EXERCISE PROMPT
Starting at the top line, print the entries below exactly as they are and skip every picture.

EXERCISE INPUT
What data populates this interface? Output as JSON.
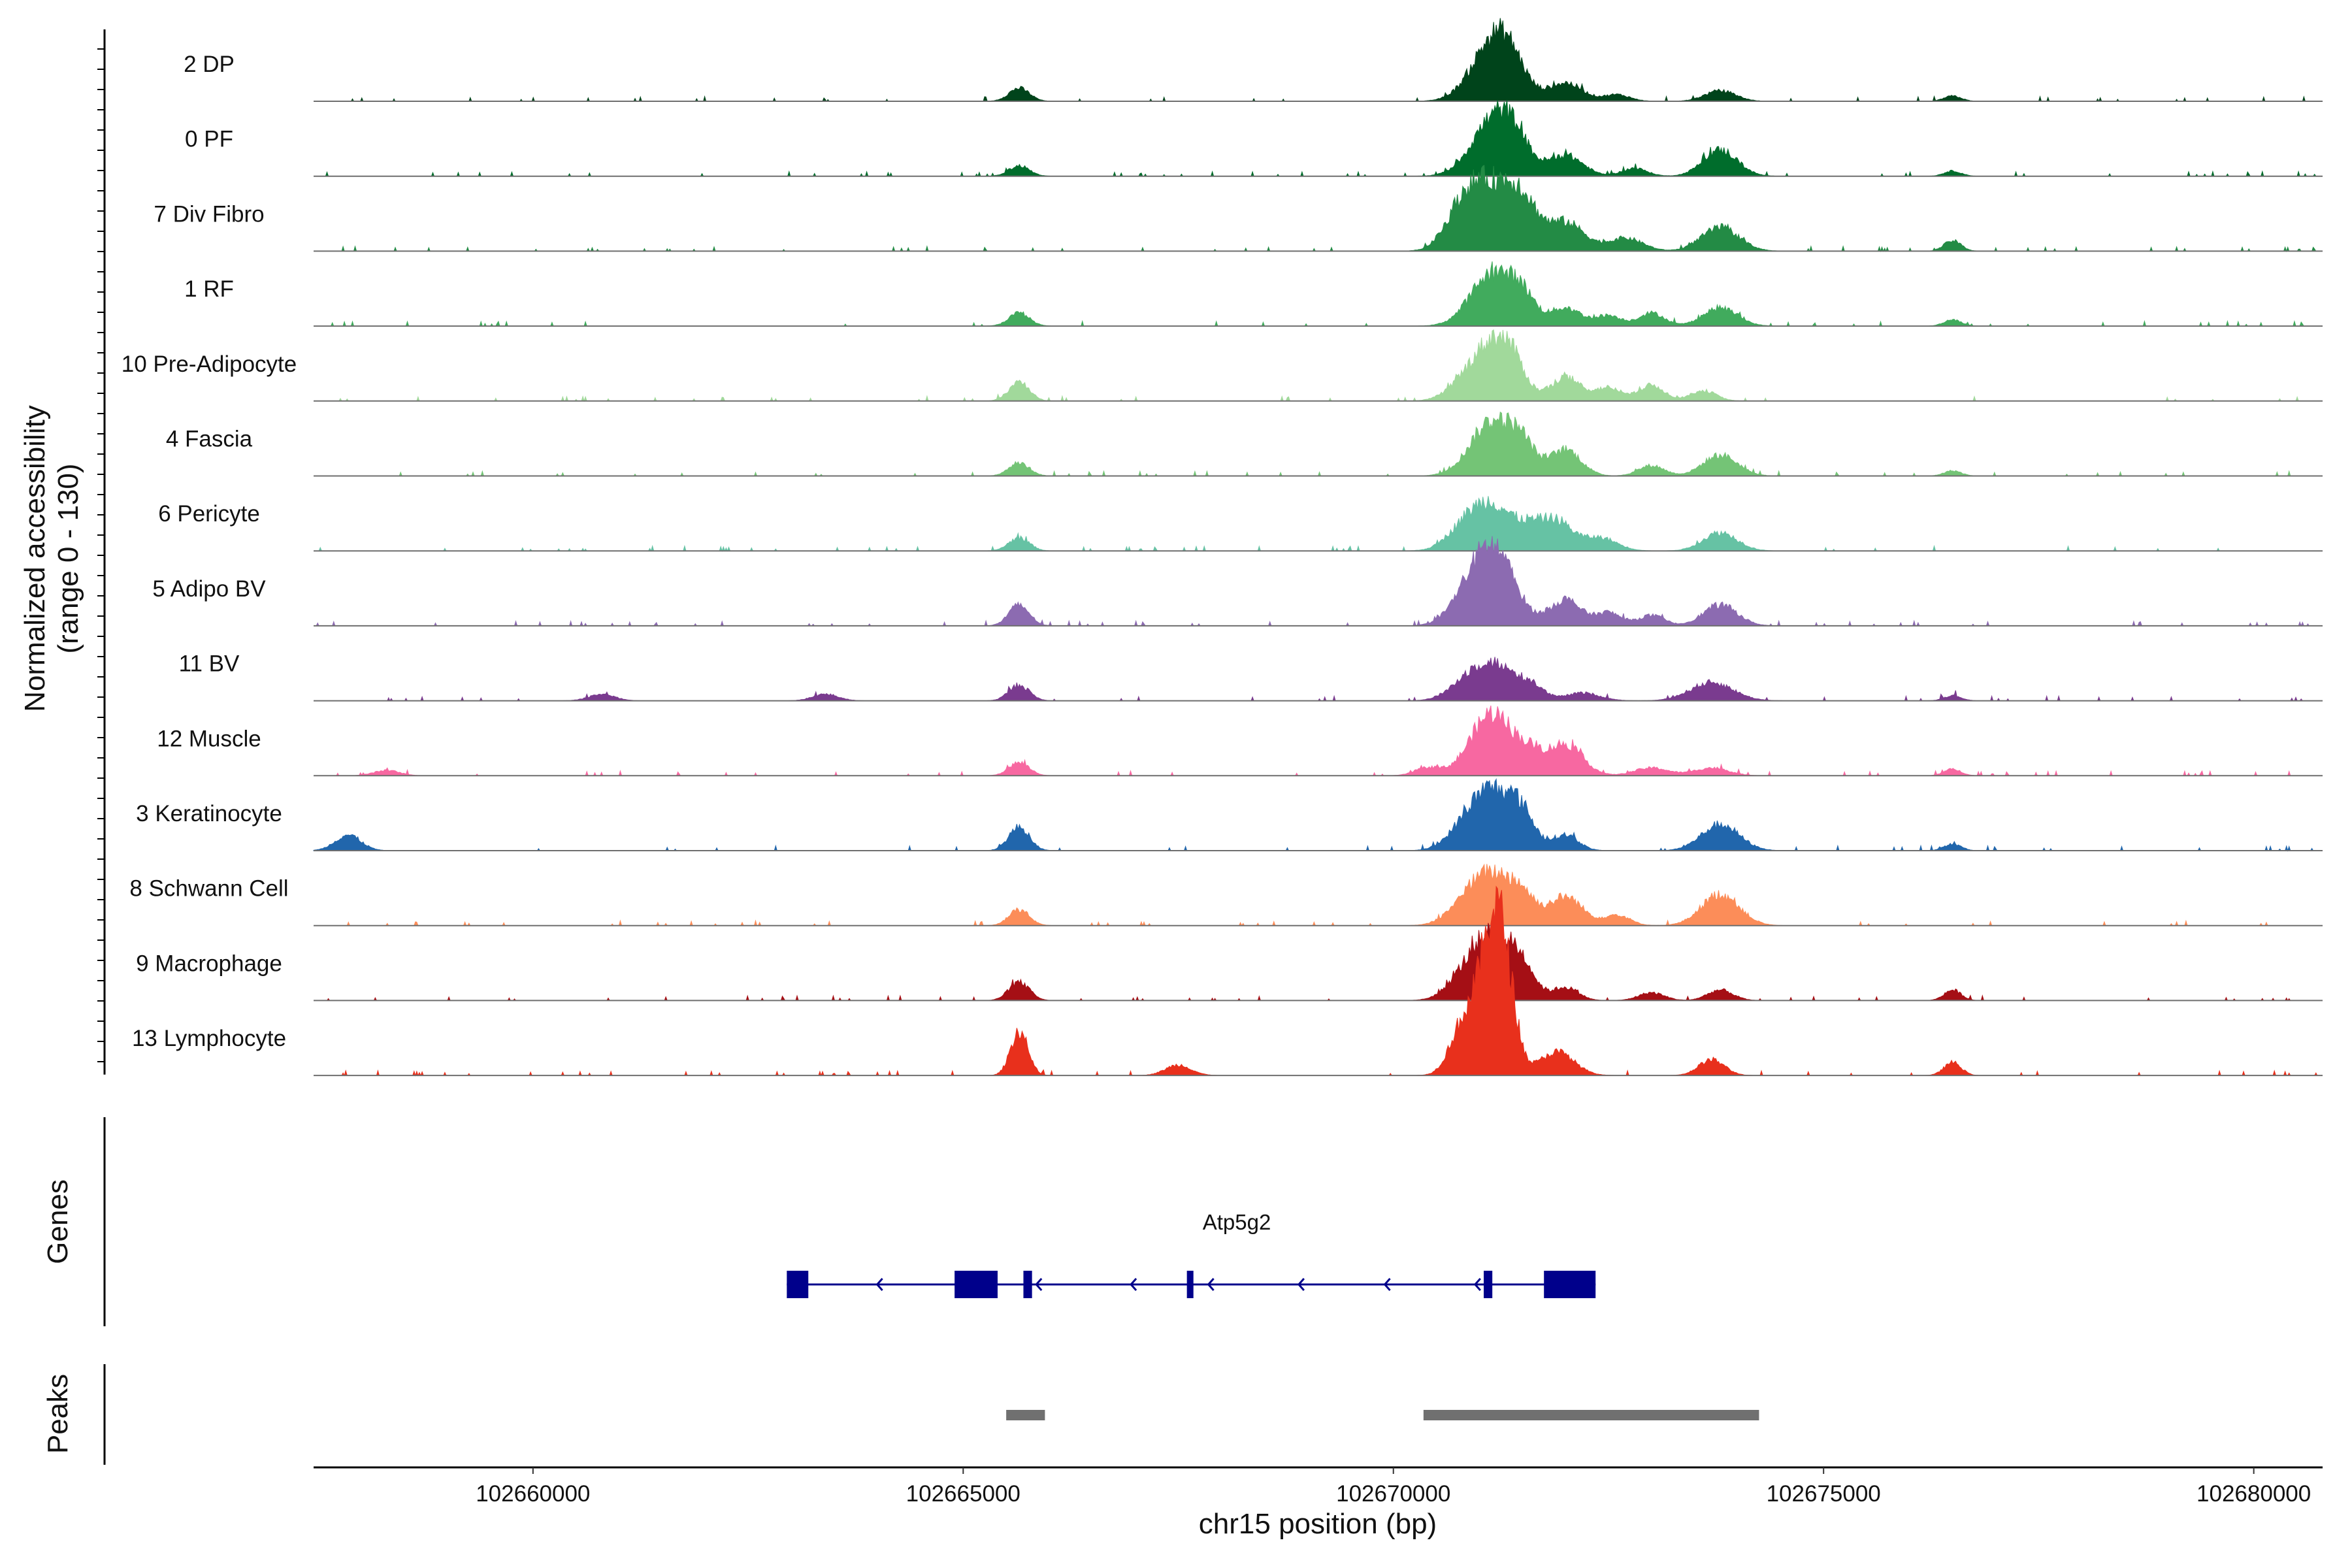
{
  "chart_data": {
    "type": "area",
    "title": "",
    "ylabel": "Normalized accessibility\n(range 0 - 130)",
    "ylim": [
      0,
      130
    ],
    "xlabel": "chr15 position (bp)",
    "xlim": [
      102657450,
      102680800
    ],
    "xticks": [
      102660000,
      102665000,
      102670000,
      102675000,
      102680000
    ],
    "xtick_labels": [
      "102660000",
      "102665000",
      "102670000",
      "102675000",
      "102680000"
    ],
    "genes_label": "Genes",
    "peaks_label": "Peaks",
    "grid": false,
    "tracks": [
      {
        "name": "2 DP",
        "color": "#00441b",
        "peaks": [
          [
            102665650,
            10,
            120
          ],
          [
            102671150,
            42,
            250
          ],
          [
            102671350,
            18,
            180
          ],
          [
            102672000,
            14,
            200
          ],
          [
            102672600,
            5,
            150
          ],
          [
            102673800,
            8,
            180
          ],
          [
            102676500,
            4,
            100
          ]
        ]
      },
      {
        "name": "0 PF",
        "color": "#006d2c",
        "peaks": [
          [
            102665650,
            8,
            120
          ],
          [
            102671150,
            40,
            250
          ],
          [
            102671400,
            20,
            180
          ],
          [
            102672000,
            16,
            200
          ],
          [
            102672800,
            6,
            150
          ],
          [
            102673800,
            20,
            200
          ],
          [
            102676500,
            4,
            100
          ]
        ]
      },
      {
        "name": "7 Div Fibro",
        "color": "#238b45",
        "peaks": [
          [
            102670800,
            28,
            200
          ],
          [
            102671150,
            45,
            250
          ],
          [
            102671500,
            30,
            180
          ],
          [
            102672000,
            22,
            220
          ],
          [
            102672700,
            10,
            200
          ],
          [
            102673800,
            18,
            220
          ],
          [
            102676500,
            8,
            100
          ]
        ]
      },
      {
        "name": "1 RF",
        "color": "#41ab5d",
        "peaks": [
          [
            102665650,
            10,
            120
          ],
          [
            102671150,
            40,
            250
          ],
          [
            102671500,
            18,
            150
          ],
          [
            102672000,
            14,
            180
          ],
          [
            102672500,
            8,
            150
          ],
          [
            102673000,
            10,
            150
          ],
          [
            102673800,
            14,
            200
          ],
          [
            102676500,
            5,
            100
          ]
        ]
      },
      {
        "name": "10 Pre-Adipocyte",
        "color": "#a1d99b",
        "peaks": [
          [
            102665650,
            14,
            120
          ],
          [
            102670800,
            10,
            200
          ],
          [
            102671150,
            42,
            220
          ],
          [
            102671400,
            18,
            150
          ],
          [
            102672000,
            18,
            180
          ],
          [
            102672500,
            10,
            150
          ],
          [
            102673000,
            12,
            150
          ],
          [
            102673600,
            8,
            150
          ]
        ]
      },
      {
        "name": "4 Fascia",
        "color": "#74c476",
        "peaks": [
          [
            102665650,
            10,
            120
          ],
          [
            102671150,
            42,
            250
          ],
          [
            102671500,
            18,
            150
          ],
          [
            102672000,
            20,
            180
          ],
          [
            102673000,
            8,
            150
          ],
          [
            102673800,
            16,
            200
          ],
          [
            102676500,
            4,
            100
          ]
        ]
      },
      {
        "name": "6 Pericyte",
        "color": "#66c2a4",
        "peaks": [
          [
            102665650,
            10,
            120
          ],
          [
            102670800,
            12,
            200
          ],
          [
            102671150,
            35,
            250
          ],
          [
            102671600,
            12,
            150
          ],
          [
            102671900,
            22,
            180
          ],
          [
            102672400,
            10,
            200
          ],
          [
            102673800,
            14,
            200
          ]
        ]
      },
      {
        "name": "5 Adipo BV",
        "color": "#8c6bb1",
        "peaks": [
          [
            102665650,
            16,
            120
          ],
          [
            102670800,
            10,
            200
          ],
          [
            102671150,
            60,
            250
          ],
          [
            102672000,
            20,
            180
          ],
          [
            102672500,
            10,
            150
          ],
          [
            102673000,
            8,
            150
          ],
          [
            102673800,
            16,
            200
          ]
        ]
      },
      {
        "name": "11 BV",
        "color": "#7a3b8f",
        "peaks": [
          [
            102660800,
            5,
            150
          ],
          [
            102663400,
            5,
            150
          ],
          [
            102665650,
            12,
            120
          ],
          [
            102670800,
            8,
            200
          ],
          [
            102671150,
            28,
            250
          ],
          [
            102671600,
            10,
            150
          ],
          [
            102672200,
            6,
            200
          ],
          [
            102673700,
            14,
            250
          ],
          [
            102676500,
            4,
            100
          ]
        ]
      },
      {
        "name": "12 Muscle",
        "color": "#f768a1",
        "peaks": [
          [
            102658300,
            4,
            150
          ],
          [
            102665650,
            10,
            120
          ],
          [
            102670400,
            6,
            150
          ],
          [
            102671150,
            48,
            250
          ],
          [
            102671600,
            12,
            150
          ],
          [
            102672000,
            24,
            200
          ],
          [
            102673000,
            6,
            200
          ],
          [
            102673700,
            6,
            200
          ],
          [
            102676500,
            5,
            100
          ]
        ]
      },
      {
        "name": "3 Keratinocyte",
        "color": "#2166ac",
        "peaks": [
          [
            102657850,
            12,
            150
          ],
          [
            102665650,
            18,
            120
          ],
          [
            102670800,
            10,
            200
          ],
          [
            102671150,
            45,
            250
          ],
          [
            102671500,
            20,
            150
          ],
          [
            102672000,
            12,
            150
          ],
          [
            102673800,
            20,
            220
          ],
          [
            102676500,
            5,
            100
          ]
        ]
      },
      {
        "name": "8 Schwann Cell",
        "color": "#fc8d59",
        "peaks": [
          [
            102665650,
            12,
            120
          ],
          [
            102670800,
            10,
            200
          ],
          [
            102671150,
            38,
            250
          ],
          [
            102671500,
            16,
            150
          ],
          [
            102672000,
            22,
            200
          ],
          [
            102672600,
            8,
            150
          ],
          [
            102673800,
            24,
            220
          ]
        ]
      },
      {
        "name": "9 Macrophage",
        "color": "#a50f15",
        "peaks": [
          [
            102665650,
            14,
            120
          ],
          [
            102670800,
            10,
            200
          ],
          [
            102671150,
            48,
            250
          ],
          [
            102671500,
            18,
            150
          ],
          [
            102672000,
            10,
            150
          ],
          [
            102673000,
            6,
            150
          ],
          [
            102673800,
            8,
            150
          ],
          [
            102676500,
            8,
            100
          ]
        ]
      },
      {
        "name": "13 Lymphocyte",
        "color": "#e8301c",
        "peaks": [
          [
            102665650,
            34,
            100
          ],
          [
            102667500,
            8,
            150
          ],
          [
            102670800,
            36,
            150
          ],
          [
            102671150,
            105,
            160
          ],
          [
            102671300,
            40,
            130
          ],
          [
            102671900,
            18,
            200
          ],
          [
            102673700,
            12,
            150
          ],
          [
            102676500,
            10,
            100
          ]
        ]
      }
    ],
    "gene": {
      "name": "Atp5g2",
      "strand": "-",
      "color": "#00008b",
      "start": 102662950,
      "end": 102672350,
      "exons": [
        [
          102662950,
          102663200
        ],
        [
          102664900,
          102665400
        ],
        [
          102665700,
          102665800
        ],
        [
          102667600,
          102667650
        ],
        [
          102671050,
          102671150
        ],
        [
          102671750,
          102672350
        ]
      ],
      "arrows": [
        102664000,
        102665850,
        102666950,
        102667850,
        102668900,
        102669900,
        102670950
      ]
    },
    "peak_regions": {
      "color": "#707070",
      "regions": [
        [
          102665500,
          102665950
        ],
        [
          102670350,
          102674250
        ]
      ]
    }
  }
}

FINISHED TASK
What data populates this interface? Output as JSON.
{
  "chart_data": {
    "type": "area",
    "title": "",
    "ylabel": "Normalized accessibility\n(range 0 - 130)",
    "ylim": [
      0,
      130
    ],
    "xlabel": "chr15 position (bp)",
    "xlim": [
      102657450,
      102680800
    ],
    "xticks": [
      102660000,
      102665000,
      102670000,
      102675000,
      102680000
    ],
    "xtick_labels": [
      "102660000",
      "102665000",
      "102670000",
      "102675000",
      "102680000"
    ],
    "genes_label": "Genes",
    "peaks_label": "Peaks",
    "grid": false,
    "tracks": [
      {
        "name": "2 DP",
        "color": "#00441b",
        "peaks": [
          [
            102665650,
            10,
            120
          ],
          [
            102671150,
            42,
            250
          ],
          [
            102671350,
            18,
            180
          ],
          [
            102672000,
            14,
            200
          ],
          [
            102672600,
            5,
            150
          ],
          [
            102673800,
            8,
            180
          ],
          [
            102676500,
            4,
            100
          ]
        ]
      },
      {
        "name": "0 PF",
        "color": "#006d2c",
        "peaks": [
          [
            102665650,
            8,
            120
          ],
          [
            102671150,
            40,
            250
          ],
          [
            102671400,
            20,
            180
          ],
          [
            102672000,
            16,
            200
          ],
          [
            102672800,
            6,
            150
          ],
          [
            102673800,
            20,
            200
          ],
          [
            102676500,
            4,
            100
          ]
        ]
      },
      {
        "name": "7 Div Fibro",
        "color": "#238b45",
        "peaks": [
          [
            102670800,
            28,
            200
          ],
          [
            102671150,
            45,
            250
          ],
          [
            102671500,
            30,
            180
          ],
          [
            102672000,
            22,
            220
          ],
          [
            102672700,
            10,
            200
          ],
          [
            102673800,
            18,
            220
          ],
          [
            102676500,
            8,
            100
          ]
        ]
      },
      {
        "name": "1 RF",
        "color": "#41ab5d",
        "peaks": [
          [
            102665650,
            10,
            120
          ],
          [
            102671150,
            40,
            250
          ],
          [
            102671500,
            18,
            150
          ],
          [
            102672000,
            14,
            180
          ],
          [
            102672500,
            8,
            150
          ],
          [
            102673000,
            10,
            150
          ],
          [
            102673800,
            14,
            200
          ],
          [
            102676500,
            5,
            100
          ]
        ]
      },
      {
        "name": "10 Pre-Adipocyte",
        "color": "#a1d99b",
        "peaks": [
          [
            102665650,
            14,
            120
          ],
          [
            102670800,
            10,
            200
          ],
          [
            102671150,
            42,
            220
          ],
          [
            102671400,
            18,
            150
          ],
          [
            102672000,
            18,
            180
          ],
          [
            102672500,
            10,
            150
          ],
          [
            102673000,
            12,
            150
          ],
          [
            102673600,
            8,
            150
          ]
        ]
      },
      {
        "name": "4 Fascia",
        "color": "#74c476",
        "peaks": [
          [
            102665650,
            10,
            120
          ],
          [
            102671150,
            42,
            250
          ],
          [
            102671500,
            18,
            150
          ],
          [
            102672000,
            20,
            180
          ],
          [
            102673000,
            8,
            150
          ],
          [
            102673800,
            16,
            200
          ],
          [
            102676500,
            4,
            100
          ]
        ]
      },
      {
        "name": "6 Pericyte",
        "color": "#66c2a4",
        "peaks": [
          [
            102665650,
            10,
            120
          ],
          [
            102670800,
            12,
            200
          ],
          [
            102671150,
            35,
            250
          ],
          [
            102671600,
            12,
            150
          ],
          [
            102671900,
            22,
            180
          ],
          [
            102672400,
            10,
            200
          ],
          [
            102673800,
            14,
            200
          ]
        ]
      },
      {
        "name": "5 Adipo BV",
        "color": "#8c6bb1",
        "peaks": [
          [
            102665650,
            16,
            120
          ],
          [
            102670800,
            10,
            200
          ],
          [
            102671150,
            60,
            250
          ],
          [
            102672000,
            20,
            180
          ],
          [
            102672500,
            10,
            150
          ],
          [
            102673000,
            8,
            150
          ],
          [
            102673800,
            16,
            200
          ]
        ]
      },
      {
        "name": "11 BV",
        "color": "#7a3b8f",
        "peaks": [
          [
            102660800,
            5,
            150
          ],
          [
            102663400,
            5,
            150
          ],
          [
            102665650,
            12,
            120
          ],
          [
            102670800,
            8,
            200
          ],
          [
            102671150,
            28,
            250
          ],
          [
            102671600,
            10,
            150
          ],
          [
            102672200,
            6,
            200
          ],
          [
            102673700,
            14,
            250
          ],
          [
            102676500,
            4,
            100
          ]
        ]
      },
      {
        "name": "12 Muscle",
        "color": "#f768a1",
        "peaks": [
          [
            102658300,
            4,
            150
          ],
          [
            102665650,
            10,
            120
          ],
          [
            102670400,
            6,
            150
          ],
          [
            102671150,
            48,
            250
          ],
          [
            102671600,
            12,
            150
          ],
          [
            102672000,
            24,
            200
          ],
          [
            102673000,
            6,
            200
          ],
          [
            102673700,
            6,
            200
          ],
          [
            102676500,
            5,
            100
          ]
        ]
      },
      {
        "name": "3 Keratinocyte",
        "color": "#2166ac",
        "peaks": [
          [
            102657850,
            12,
            150
          ],
          [
            102665650,
            18,
            120
          ],
          [
            102670800,
            10,
            200
          ],
          [
            102671150,
            45,
            250
          ],
          [
            102671500,
            20,
            150
          ],
          [
            102672000,
            12,
            150
          ],
          [
            102673800,
            20,
            220
          ],
          [
            102676500,
            5,
            100
          ]
        ]
      },
      {
        "name": "8 Schwann Cell",
        "color": "#fc8d59",
        "peaks": [
          [
            102665650,
            12,
            120
          ],
          [
            102670800,
            10,
            200
          ],
          [
            102671150,
            38,
            250
          ],
          [
            102671500,
            16,
            150
          ],
          [
            102672000,
            22,
            200
          ],
          [
            102672600,
            8,
            150
          ],
          [
            102673800,
            24,
            220
          ]
        ]
      },
      {
        "name": "9 Macrophage",
        "color": "#a50f15",
        "peaks": [
          [
            102665650,
            14,
            120
          ],
          [
            102670800,
            10,
            200
          ],
          [
            102671150,
            48,
            250
          ],
          [
            102671500,
            18,
            150
          ],
          [
            102672000,
            10,
            150
          ],
          [
            102673000,
            6,
            150
          ],
          [
            102673800,
            8,
            150
          ],
          [
            102676500,
            8,
            100
          ]
        ]
      },
      {
        "name": "13 Lymphocyte",
        "color": "#e8301c",
        "peaks": [
          [
            102665650,
            34,
            100
          ],
          [
            102667500,
            8,
            150
          ],
          [
            102670800,
            36,
            150
          ],
          [
            102671150,
            105,
            160
          ],
          [
            102671300,
            40,
            130
          ],
          [
            102671900,
            18,
            200
          ],
          [
            102673700,
            12,
            150
          ],
          [
            102676500,
            10,
            100
          ]
        ]
      }
    ],
    "gene": {
      "name": "Atp5g2",
      "strand": "-",
      "color": "#00008b",
      "start": 102662950,
      "end": 102672350,
      "exons": [
        [
          102662950,
          102663200
        ],
        [
          102664900,
          102665400
        ],
        [
          102665700,
          102665800
        ],
        [
          102667600,
          102667650
        ],
        [
          102671050,
          102671150
        ],
        [
          102671750,
          102672350
        ]
      ],
      "arrows": [
        102664000,
        102665850,
        102666950,
        102667850,
        102668900,
        102669900,
        102670950
      ]
    },
    "peak_regions": {
      "color": "#707070",
      "regions": [
        [
          102665500,
          102665950
        ],
        [
          102670350,
          102674250
        ]
      ]
    }
  }
}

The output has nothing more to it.